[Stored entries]
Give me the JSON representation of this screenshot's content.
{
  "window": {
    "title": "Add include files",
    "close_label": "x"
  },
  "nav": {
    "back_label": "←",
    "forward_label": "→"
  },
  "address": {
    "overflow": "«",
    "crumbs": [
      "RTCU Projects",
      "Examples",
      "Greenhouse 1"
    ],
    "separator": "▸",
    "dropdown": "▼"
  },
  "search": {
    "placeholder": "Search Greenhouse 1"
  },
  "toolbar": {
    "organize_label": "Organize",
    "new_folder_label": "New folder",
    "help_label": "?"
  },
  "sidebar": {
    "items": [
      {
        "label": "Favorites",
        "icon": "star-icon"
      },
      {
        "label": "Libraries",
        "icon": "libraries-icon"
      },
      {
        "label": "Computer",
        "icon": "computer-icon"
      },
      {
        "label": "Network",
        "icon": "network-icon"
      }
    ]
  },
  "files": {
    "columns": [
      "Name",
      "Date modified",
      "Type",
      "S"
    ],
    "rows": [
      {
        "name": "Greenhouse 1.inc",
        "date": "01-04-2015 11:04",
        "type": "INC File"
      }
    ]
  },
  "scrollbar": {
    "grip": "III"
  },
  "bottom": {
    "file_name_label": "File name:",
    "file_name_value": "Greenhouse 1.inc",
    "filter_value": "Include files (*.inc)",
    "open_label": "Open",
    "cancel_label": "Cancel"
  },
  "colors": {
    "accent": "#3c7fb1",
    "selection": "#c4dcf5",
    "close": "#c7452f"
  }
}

TASK INSTRUCTIONS:
Scan the material above for the string "Greenhouse" and report each line where you find it.

TASK RESULT:
      "Greenhouse 1"
    "placeholder": "Search Greenhouse 1"
        "name": "Greenhouse 1.inc",
    "file_name_value": "Greenhouse 1.inc",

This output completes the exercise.